### WORK REQUIRED:
Reproduce the listing below character for character; drop every image.

### RECORDS PROVIDED:
****
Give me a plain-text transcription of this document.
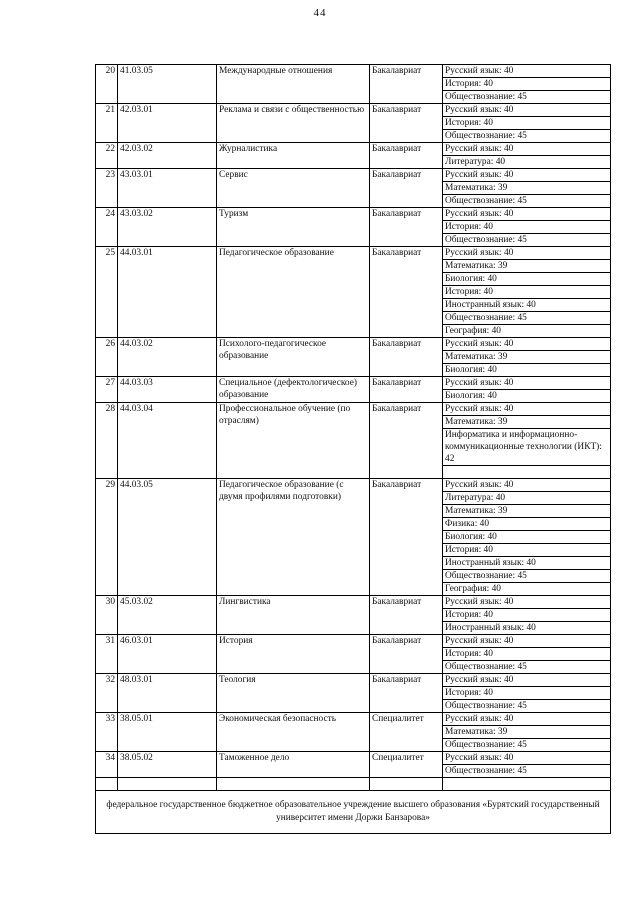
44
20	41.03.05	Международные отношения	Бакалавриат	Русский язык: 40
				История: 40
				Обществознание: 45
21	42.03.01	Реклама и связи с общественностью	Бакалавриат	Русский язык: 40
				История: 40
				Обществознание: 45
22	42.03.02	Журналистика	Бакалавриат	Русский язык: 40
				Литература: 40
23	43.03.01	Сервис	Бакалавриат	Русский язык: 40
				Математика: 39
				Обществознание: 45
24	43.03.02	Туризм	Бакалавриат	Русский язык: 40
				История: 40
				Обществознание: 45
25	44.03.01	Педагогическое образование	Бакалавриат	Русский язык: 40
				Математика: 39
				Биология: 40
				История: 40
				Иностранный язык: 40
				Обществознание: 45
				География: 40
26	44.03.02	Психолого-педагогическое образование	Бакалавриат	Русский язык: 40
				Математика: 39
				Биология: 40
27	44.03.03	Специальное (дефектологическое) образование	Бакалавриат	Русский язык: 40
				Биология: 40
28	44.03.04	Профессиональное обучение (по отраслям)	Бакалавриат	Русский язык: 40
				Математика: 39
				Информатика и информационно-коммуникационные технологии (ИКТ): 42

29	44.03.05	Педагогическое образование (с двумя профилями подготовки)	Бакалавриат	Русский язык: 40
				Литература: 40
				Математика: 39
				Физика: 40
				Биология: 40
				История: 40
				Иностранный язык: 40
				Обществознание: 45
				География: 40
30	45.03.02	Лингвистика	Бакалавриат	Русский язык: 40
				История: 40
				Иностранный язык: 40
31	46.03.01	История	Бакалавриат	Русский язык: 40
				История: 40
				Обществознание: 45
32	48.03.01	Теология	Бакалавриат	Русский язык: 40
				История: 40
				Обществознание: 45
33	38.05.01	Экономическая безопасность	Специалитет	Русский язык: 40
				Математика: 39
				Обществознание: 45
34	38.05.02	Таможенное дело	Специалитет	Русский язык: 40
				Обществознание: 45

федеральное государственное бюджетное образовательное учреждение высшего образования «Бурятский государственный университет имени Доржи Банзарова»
****
### FINISHED ANSWER:
Give me a plain-text transcription of this document.
44
20	41.03.05	Международные отношения	Бакалавриат	Русский язык: 40
				История: 40
				Обществознание: 45
21	42.03.01	Реклама и связи с общественностью	Бакалавриат	Русский язык: 40
				История: 40
				Обществознание: 45
22	42.03.02	Журналистика	Бакалавриат	Русский язык: 40
				Литература: 40
23	43.03.01	Сервис	Бакалавриат	Русский язык: 40
				Математика: 39
				Обществознание: 45
24	43.03.02	Туризм	Бакалавриат	Русский язык: 40
				История: 40
				Обществознание: 45
25	44.03.01	Педагогическое образование	Бакалавриат	Русский язык: 40
				Математика: 39
				Биология: 40
				История: 40
				Иностранный язык: 40
				Обществознание: 45
				География: 40
26	44.03.02	Психолого-педагогическое образование	Бакалавриат	Русский язык: 40
				Математика: 39
				Биология: 40
27	44.03.03	Специальное (дефектологическое) образование	Бакалавриат	Русский язык: 40
				Биология: 40
28	44.03.04	Профессиональное обучение (по отраслям)	Бакалавриат	Русский язык: 40
				Математика: 39
				Информатика и информационно-коммуникационные технологии (ИКТ): 42

29	44.03.05	Педагогическое образование (с двумя профилями подготовки)	Бакалавриат	Русский язык: 40
				Литература: 40
				Математика: 39
				Физика: 40
				Биология: 40
				История: 40
				Иностранный язык: 40
				Обществознание: 45
				География: 40
30	45.03.02	Лингвистика	Бакалавриат	Русский язык: 40
				История: 40
				Иностранный язык: 40
31	46.03.01	История	Бакалавриат	Русский язык: 40
				История: 40
				Обществознание: 45
32	48.03.01	Теология	Бакалавриат	Русский язык: 40
				История: 40
				Обществознание: 45
33	38.05.01	Экономическая безопасность	Специалитет	Русский язык: 40
				Математика: 39
				Обществознание: 45
34	38.05.02	Таможенное дело	Специалитет	Русский язык: 40
				Обществознание: 45

федеральное государственное бюджетное образовательное учреждение высшего образования «Бурятский государственный университет имени Доржи Банзарова»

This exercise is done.